>>>

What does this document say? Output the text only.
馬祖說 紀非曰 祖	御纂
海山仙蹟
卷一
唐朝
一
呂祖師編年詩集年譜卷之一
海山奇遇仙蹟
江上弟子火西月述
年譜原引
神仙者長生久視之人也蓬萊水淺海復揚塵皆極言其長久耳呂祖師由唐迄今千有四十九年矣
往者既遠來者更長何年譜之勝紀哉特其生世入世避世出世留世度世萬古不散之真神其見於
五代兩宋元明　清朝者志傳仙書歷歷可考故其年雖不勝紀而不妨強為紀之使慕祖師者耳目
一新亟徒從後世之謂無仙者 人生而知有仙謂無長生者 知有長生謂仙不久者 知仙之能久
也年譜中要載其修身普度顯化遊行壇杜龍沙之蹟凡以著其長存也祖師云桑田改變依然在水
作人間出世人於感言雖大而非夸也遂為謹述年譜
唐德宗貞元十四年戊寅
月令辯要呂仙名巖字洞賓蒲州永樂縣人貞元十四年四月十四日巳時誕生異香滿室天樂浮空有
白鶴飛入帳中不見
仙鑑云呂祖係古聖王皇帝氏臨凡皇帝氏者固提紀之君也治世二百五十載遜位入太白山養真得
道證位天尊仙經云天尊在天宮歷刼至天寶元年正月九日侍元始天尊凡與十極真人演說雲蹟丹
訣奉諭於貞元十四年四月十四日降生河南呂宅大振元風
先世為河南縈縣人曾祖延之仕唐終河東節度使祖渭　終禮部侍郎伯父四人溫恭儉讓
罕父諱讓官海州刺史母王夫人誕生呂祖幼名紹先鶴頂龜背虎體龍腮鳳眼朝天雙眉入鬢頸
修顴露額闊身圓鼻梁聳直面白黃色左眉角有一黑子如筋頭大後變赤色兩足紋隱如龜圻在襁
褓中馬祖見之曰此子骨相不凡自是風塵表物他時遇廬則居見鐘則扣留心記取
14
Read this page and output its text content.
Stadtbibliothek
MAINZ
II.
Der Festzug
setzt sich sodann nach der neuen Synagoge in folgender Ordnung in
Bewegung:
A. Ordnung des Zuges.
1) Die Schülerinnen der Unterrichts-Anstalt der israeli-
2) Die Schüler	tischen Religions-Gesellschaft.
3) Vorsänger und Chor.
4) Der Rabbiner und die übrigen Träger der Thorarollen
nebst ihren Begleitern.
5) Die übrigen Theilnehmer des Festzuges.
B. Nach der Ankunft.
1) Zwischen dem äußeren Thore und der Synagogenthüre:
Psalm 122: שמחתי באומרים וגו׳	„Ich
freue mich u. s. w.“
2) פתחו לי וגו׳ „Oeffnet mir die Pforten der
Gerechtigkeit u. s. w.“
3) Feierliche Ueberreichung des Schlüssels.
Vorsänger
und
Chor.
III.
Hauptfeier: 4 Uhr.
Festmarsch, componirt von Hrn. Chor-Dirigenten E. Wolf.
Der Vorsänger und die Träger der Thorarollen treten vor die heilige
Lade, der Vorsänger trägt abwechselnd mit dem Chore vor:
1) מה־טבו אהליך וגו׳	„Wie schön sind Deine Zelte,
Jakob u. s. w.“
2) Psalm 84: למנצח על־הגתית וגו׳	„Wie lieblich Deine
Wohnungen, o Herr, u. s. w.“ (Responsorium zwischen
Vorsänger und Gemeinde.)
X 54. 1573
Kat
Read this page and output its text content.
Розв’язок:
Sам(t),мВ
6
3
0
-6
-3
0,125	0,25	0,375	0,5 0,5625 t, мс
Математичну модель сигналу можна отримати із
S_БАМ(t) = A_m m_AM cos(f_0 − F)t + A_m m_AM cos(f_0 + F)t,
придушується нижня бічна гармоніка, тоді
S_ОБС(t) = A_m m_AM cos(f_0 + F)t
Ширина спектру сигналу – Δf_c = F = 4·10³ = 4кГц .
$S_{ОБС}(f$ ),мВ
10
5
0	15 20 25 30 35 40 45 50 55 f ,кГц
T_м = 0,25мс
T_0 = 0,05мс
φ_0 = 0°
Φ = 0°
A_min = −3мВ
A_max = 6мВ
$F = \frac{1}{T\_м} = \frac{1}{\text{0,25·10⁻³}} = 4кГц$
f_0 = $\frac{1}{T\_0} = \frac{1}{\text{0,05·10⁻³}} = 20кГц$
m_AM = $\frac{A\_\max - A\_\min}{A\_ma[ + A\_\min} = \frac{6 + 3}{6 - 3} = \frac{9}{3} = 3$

<<<

BRIEF: Identify and list each line with the word "Vorsänger".

FULL SOLUTION:
3) Vorsänger und Chor.
Vorsänger
Der Vorsänger und die Träger der Thorarollen treten vor die heilige
Lade, der Vorsänger trägt abwechselnd mit dem Chore vor:
Vorsänger und Gemeinde.)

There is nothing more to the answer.